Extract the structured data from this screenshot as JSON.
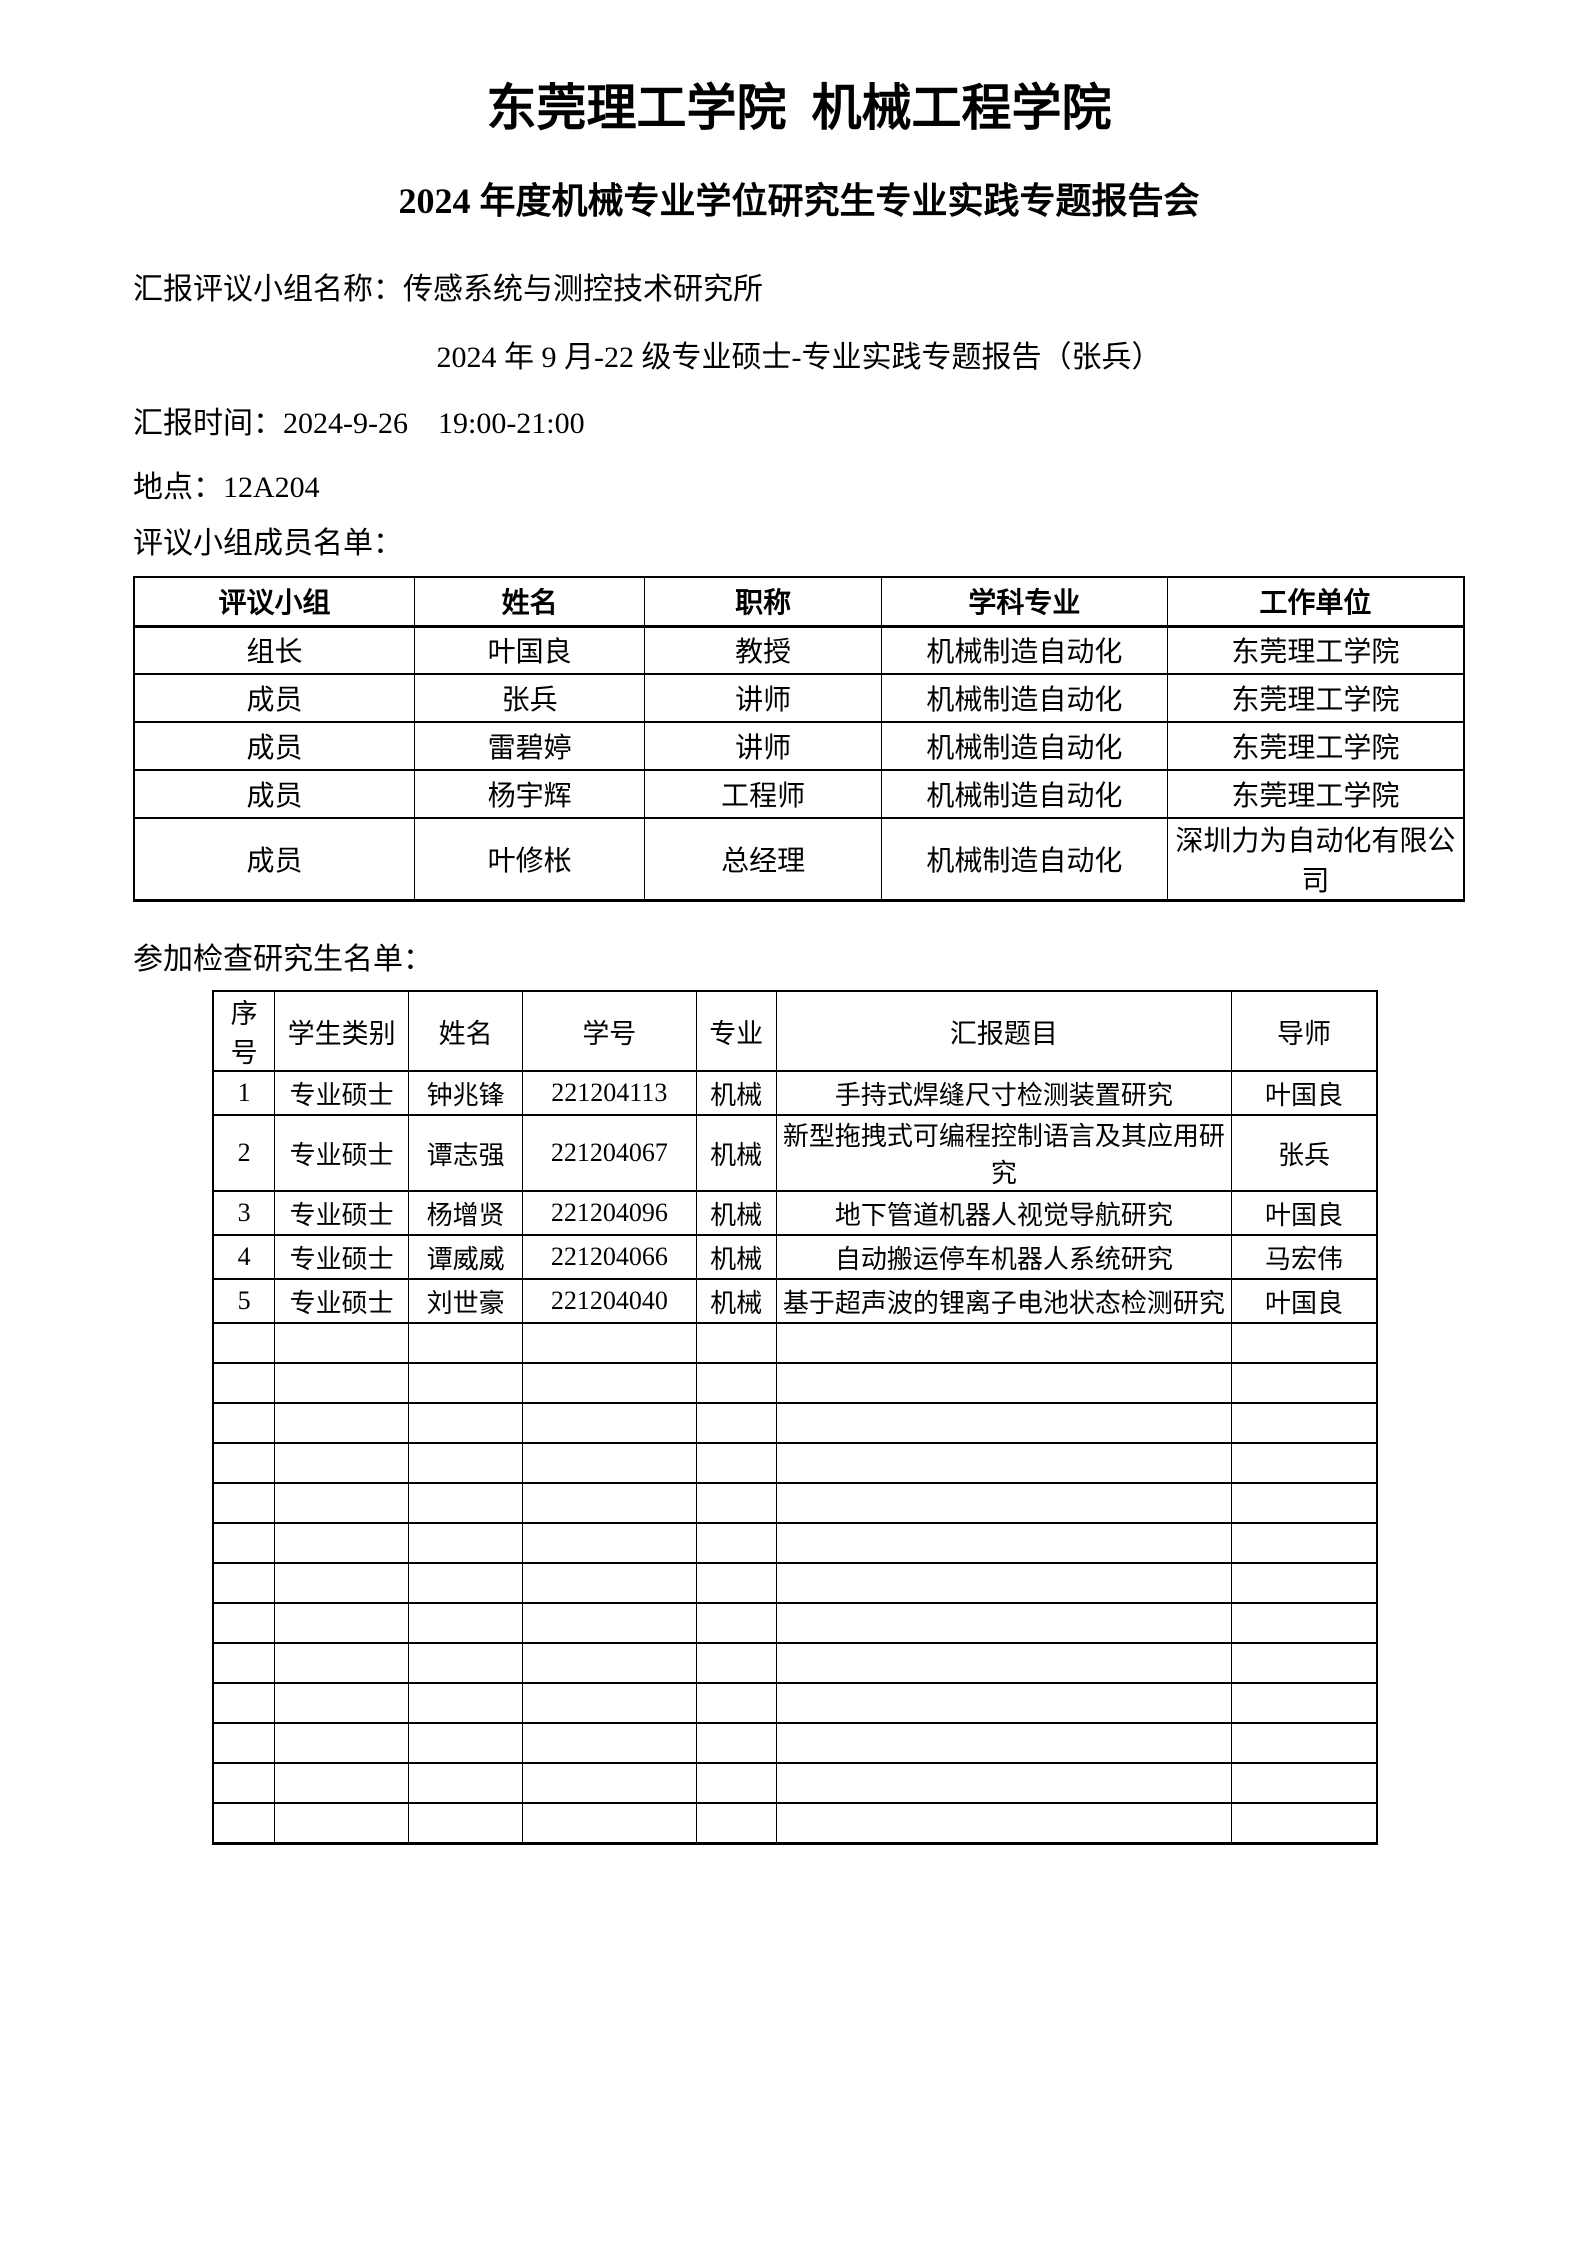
{
  "document": {
    "title": "东莞理工学院  机械工程学院",
    "subtitle": "2024 年度机械专业学位研究生专业实践专题报告会",
    "group_name_line": "汇报评议小组名称：传感系统与测控技术研究所",
    "report_title_line": "2024 年 9 月-22 级专业硕士-专业实践专题报告（张兵）",
    "time_line": "汇报时间：2024-9-26    19:00-21:00",
    "location_line": "地点：12A204",
    "panel_heading": "评议小组成员名单：",
    "students_heading": "参加检查研究生名单："
  },
  "panel_table": {
    "headers": [
      "评议小组",
      "姓名",
      "职称",
      "学科专业",
      "工作单位"
    ],
    "rows": [
      [
        "组长",
        "叶国良",
        "教授",
        "机械制造自动化",
        "东莞理工学院"
      ],
      [
        "成员",
        "张兵",
        "讲师",
        "机械制造自动化",
        "东莞理工学院"
      ],
      [
        "成员",
        "雷碧婷",
        "讲师",
        "机械制造自动化",
        "东莞理工学院"
      ],
      [
        "成员",
        "杨宇辉",
        "工程师",
        "机械制造自动化",
        "东莞理工学院"
      ],
      [
        "成员",
        "叶修枨",
        "总经理",
        "机械制造自动化",
        "深圳力为自动化有限公司"
      ]
    ],
    "empty_row_count": 0
  },
  "students_table": {
    "headers": [
      "序号",
      "学生类别",
      "姓名",
      "学号",
      "专业",
      "汇报题目",
      "导师"
    ],
    "rows": [
      [
        "1",
        "专业硕士",
        "钟兆锋",
        "221204113",
        "机械",
        "手持式焊缝尺寸检测装置研究",
        "叶国良"
      ],
      [
        "2",
        "专业硕士",
        "谭志强",
        "221204067",
        "机械",
        "新型拖拽式可编程控制语言及其应用研究",
        "张兵"
      ],
      [
        "3",
        "专业硕士",
        "杨增贤",
        "221204096",
        "机械",
        "地下管道机器人视觉导航研究",
        "叶国良"
      ],
      [
        "4",
        "专业硕士",
        "谭威威",
        "221204066",
        "机械",
        "自动搬运停车机器人系统研究",
        "马宏伟"
      ],
      [
        "5",
        "专业硕士",
        "刘世豪",
        "221204040",
        "机械",
        "基于超声波的锂离子电池状态检测研究",
        "叶国良"
      ]
    ],
    "empty_row_count": 13
  }
}
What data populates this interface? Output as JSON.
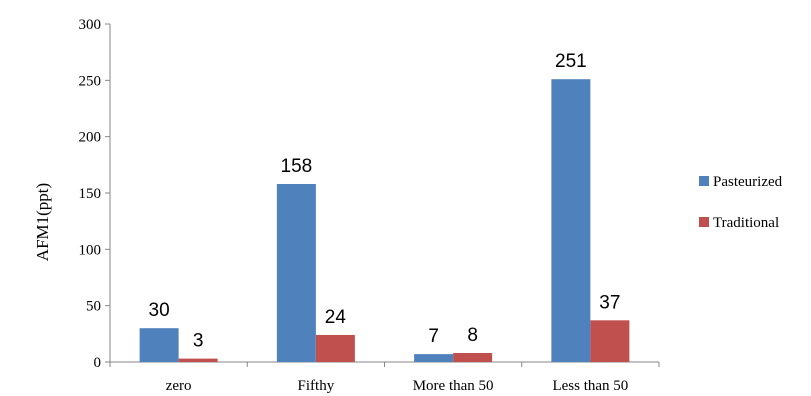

━━━━━━━━━━━━━━━━

Instruction:
Quote the preceding listing precisely and completely, omitting its images.

Written answer:
Extract the structured data from this screenshot as JSON.
{
  "document": {
    "title": "东莞理工学院  机械工程学院",
    "subtitle": "2024 年度机械专业学位研究生专业实践专题报告会",
    "group_name_line": "汇报评议小组名称：传感系统与测控技术研究所",
    "report_title_line": "2024 年 9 月-22 级专业硕士-专业实践专题报告（张兵）",
    "time_line": "汇报时间：2024-9-26    19:00-21:00",
    "location_line": "地点：12A204",
    "panel_heading": "评议小组成员名单：",
    "students_heading": "参加检查研究生名单："
  },
  "panel_table": {
    "headers": [
      "评议小组",
      "姓名",
      "职称",
      "学科专业",
      "工作单位"
    ],
    "rows": [
      [
        "组长",
        "叶国良",
        "教授",
        "机械制造自动化",
        "东莞理工学院"
      ],
      [
        "成员",
        "张兵",
        "讲师",
        "机械制造自动化",
        "东莞理工学院"
      ],
      [
        "成员",
        "雷碧婷",
        "讲师",
        "机械制造自动化",
        "东莞理工学院"
      ],
      [
        "成员",
        "杨宇辉",
        "工程师",
        "机械制造自动化",
        "东莞理工学院"
      ],
      [
        "成员",
        "叶修枨",
        "总经理",
        "机械制造自动化",
        "深圳力为自动化有限公司"
      ]
    ],
    "empty_row_count": 0
  },
  "students_table": {
    "headers": [
      "序号",
      "学生类别",
      "姓名",
      "学号",
      "专业",
      "汇报题目",
      "导师"
    ],
    "rows": [
      [
        "1",
        "专业硕士",
        "钟兆锋",
        "221204113",
        "机械",
        "手持式焊缝尺寸检测装置研究",
        "叶国良"
      ],
      [
        "2",
        "专业硕士",
        "谭志强",
        "221204067",
        "机械",
        "新型拖拽式可编程控制语言及其应用研究",
        "张兵"
      ],
      [
        "3",
        "专业硕士",
        "杨增贤",
        "221204096",
        "机械",
        "地下管道机器人视觉导航研究",
        "叶国良"
      ],
      [
        "4",
        "专业硕士",
        "谭威威",
        "221204066",
        "机械",
        "自动搬运停车机器人系统研究",
        "马宏伟"
      ],
      [
        "5",
        "专业硕士",
        "刘世豪",
        "221204040",
        "机械",
        "基于超声波的锂离子电池状态检测研究",
        "叶国良"
      ]
    ],
    "empty_row_count": 13
  }
}
What data populates this interface? Output as JSON.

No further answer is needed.